[REQUIREMENT] Copy each line that has the string "شهرستان" somewhere in it.

[LISTING]
** BEGIN **
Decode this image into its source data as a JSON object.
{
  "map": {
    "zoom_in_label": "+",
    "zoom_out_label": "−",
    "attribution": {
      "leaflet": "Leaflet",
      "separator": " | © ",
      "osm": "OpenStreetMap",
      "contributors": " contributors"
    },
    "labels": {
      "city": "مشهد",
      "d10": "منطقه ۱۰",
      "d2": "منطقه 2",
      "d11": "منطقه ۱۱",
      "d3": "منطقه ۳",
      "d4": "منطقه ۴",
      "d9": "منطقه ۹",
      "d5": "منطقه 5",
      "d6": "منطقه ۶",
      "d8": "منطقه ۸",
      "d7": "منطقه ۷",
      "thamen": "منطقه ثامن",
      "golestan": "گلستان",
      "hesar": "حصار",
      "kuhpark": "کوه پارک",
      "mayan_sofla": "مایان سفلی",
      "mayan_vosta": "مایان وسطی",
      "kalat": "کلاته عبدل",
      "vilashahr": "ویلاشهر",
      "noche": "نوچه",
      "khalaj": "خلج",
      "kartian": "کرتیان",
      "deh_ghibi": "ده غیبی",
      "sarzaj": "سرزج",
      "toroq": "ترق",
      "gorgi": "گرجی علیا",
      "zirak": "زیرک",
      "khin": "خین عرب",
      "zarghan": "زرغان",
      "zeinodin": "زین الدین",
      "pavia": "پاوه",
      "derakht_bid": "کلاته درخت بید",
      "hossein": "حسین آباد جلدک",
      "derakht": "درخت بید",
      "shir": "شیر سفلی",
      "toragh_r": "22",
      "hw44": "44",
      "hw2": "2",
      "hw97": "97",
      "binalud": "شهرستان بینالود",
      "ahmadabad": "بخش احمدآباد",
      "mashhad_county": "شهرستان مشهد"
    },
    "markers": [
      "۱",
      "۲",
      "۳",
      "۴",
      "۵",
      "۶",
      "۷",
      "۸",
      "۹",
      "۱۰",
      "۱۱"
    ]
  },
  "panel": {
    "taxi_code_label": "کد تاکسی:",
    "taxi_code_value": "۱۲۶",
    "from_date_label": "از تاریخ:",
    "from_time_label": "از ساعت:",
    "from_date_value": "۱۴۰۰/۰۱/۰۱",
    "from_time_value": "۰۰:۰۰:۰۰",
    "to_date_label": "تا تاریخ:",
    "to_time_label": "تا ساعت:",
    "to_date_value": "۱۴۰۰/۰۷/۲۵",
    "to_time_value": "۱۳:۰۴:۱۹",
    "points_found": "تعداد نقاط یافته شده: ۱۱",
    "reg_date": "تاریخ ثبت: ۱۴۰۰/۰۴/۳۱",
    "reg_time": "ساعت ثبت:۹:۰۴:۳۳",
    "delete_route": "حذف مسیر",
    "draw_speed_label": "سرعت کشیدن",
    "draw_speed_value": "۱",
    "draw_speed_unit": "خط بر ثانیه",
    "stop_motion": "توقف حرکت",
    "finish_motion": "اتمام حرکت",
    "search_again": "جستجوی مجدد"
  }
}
** END **
[FULL ANSWER]
      "binalud": "شهرستان بینالود",
      "mashhad_county": "شهرستان مشهد"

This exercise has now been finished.